[Records]
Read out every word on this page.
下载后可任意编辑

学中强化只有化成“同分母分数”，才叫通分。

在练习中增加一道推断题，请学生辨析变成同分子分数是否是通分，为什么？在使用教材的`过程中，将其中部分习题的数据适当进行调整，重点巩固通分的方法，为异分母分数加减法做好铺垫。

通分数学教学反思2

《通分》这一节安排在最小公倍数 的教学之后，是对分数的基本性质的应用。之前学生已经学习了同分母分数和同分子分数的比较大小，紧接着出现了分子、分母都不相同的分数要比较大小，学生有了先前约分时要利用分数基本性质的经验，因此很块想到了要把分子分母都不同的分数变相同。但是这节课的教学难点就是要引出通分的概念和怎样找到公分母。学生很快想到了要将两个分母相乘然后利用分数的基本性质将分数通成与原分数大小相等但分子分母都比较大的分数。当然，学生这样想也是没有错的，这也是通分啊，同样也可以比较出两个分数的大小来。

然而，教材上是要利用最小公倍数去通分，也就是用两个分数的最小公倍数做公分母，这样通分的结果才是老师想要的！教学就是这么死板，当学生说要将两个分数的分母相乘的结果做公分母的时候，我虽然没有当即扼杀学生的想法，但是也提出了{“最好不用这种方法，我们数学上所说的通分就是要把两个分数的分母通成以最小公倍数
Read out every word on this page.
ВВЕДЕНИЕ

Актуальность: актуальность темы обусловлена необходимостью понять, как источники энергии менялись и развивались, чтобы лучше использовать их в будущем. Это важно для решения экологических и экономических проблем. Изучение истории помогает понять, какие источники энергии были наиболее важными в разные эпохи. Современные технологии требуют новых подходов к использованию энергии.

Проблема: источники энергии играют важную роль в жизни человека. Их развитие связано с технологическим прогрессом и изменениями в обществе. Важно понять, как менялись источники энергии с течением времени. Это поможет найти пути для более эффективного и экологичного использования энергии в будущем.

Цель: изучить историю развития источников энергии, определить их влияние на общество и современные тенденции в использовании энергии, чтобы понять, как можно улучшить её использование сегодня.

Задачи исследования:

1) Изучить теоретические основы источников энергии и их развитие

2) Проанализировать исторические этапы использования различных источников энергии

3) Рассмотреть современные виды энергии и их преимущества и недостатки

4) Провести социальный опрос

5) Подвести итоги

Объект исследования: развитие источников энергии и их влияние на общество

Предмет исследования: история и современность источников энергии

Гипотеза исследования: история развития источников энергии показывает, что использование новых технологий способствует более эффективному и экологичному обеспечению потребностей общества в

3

> _TASK INSTRUCTIONS_
Extract each line from the listing that holds the word "менялись".

> _ANSWER TO THIS EXERCISE_
Актуальность: актуальность темы обусловлена необходимостью понять, как источники энергии менялись и развивались, чтобы лучше использовать их в будущем. Это важно для решения экологических и экономических проблем. Изучение истории помогает понять, какие источники энергии были наиболее важными в разные эпохи. Современные технологии требуют новых подходов к использованию энергии.
Проблема: источники энергии играют важную роль в жизни человека. Их развитие связано с технологическим прогрессом и изменениями в обществе. Важно понять, как менялись источники энергии с течением времени. Это поможет найти пути для более эффективного и экологичного использования энергии в будущем.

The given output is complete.